[Layout annotation data]
● ● ● ● ●

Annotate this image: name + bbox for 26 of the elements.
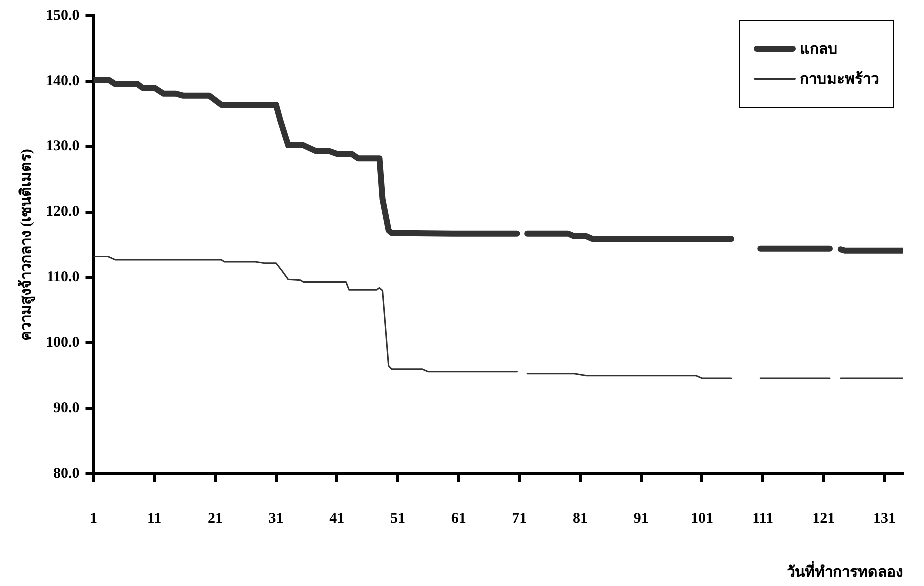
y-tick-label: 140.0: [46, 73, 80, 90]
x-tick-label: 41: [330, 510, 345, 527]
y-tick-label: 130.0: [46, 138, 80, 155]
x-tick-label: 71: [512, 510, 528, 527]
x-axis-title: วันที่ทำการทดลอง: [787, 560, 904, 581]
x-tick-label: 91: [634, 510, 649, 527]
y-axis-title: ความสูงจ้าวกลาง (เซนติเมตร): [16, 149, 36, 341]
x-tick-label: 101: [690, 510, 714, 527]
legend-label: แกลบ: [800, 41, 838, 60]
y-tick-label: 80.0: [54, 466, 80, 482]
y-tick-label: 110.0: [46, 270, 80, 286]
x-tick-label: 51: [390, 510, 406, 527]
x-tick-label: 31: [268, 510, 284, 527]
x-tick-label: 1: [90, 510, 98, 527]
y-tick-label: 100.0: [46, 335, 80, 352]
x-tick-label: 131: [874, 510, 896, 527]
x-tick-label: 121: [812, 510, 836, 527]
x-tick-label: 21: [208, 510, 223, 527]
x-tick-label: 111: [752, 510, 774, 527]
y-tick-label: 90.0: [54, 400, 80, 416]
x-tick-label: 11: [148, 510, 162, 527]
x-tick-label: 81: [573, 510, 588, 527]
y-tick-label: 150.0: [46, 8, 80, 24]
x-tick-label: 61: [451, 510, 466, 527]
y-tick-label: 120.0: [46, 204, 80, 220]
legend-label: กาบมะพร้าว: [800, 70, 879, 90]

● ● ● ● ●

*OBJECTIVE*
How many lines of the listing above contain the string "title"? Give only the number.

*COMPLETED EXERCISE*
2